Dataset records:
· · · ·

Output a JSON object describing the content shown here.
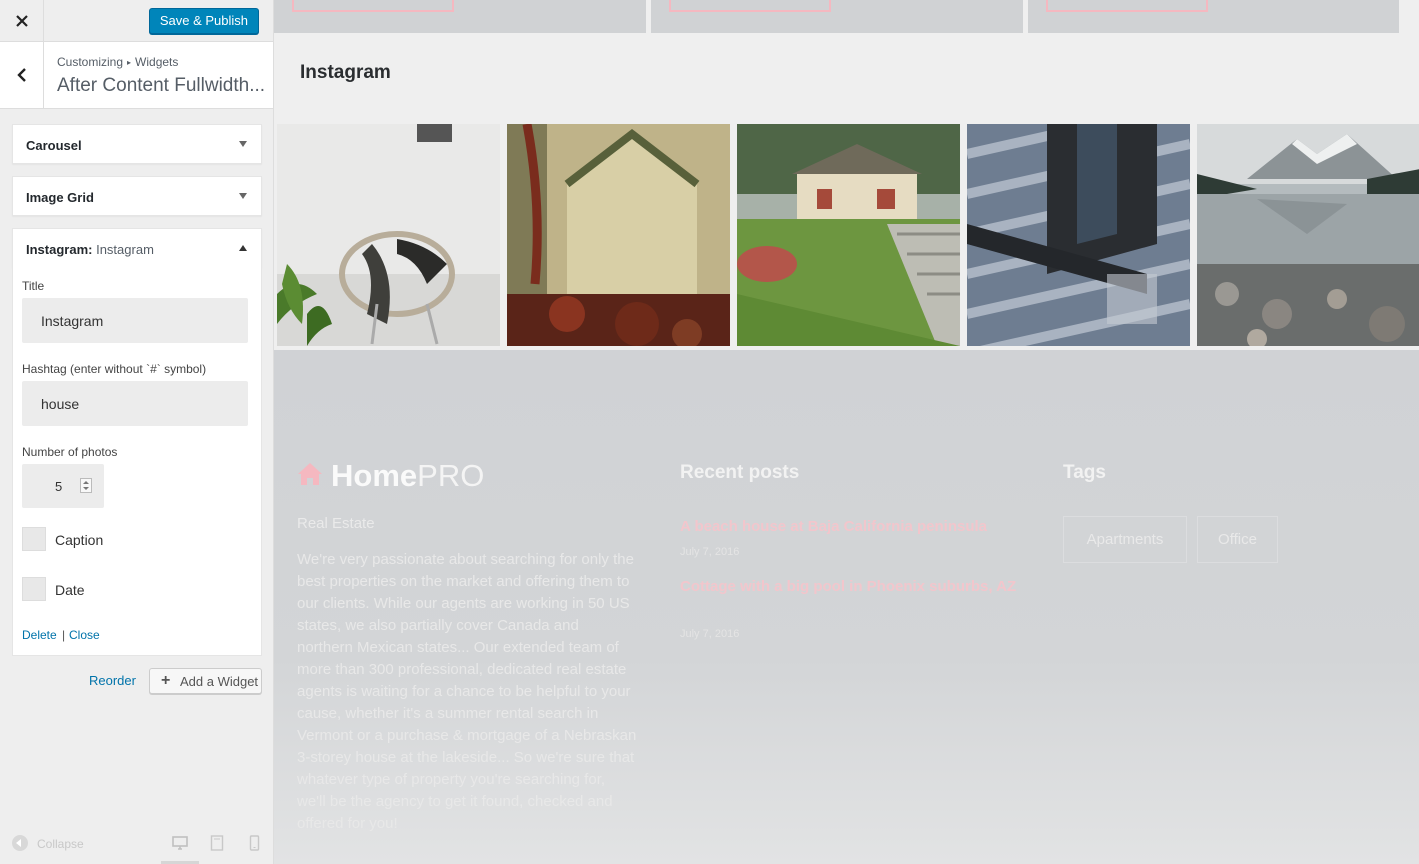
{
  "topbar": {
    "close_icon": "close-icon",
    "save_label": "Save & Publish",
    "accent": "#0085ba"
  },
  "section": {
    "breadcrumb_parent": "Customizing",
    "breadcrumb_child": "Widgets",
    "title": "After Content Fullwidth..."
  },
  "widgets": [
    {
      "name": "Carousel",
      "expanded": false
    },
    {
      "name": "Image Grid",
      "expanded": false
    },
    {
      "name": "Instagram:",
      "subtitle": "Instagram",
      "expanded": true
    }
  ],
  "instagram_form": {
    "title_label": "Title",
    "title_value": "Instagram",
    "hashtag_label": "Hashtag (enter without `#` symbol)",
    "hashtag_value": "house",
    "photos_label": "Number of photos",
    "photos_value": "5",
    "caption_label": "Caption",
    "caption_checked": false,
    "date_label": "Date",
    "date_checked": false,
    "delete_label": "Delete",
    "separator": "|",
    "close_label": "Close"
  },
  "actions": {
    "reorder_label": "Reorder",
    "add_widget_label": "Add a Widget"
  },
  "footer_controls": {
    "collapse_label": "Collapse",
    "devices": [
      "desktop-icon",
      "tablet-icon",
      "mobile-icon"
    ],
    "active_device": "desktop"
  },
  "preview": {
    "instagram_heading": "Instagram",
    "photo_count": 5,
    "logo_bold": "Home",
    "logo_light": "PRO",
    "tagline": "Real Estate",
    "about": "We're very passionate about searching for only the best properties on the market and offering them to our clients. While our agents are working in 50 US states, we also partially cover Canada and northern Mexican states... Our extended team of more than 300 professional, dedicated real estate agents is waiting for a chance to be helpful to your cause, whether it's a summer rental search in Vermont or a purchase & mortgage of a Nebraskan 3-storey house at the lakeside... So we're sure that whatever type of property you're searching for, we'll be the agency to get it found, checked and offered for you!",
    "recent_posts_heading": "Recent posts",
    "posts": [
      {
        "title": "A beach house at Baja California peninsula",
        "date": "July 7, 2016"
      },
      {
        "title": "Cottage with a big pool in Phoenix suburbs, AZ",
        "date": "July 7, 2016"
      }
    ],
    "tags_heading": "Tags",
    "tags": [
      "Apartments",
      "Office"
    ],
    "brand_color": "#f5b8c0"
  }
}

· · · ·

From the data above, work out how many lines contain the string "icon" and reply with only the number.

__RESULT OF THIS TASK__
4